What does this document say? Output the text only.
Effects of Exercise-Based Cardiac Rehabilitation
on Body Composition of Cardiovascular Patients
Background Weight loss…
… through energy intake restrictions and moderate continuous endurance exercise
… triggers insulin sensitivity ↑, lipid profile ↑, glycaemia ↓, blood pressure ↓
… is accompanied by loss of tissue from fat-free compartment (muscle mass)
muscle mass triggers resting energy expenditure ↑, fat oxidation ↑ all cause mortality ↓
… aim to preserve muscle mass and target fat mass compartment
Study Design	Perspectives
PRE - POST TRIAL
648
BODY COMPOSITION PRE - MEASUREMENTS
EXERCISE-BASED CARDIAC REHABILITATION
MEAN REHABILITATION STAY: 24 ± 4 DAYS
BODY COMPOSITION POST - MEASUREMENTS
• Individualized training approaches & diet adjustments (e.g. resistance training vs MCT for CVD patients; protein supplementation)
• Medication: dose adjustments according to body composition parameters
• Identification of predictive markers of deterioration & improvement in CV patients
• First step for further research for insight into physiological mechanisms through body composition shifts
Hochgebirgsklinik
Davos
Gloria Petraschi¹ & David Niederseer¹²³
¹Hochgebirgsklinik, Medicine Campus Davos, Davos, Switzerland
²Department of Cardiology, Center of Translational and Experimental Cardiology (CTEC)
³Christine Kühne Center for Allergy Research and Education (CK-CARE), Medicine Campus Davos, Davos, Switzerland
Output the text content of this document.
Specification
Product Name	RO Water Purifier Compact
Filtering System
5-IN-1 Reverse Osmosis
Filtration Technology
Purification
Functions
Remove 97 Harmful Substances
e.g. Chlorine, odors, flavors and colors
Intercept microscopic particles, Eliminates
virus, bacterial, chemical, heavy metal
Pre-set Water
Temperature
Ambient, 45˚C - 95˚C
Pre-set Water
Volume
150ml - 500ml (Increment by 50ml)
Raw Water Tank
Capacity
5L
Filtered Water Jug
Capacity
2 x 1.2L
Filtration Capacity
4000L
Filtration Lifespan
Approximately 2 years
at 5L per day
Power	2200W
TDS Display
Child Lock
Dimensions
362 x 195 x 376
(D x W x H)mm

## [ASSIGNED TASK]
From the line containing "Output the text content of this document." to the last line of the records above, please write out every line exactly and add nothing.

## [PROBLEM SOLUTION]
Output the text content of this document.
Specification
Product Name	RO Water Purifier Compact
Filtering System
5-IN-1 Reverse Osmosis
Filtration Technology
Purification
Functions
Remove 97 Harmful Substances
e.g. Chlorine, odors, flavors and colors
Intercept microscopic particles, Eliminates
virus, bacterial, chemical, heavy metal
Pre-set Water
Temperature
Ambient, 45˚C - 95˚C
Pre-set Water
Volume
150ml - 500ml (Increment by 50ml)
Raw Water Tank
Capacity
5L
Filtered Water Jug
Capacity
2 x 1.2L
Filtration Capacity
4000L
Filtration Lifespan
Approximately 2 years
at 5L per day
Power	2200W
TDS Display
Child Lock
Dimensions
362 x 195 x 376
(D x W x H)mm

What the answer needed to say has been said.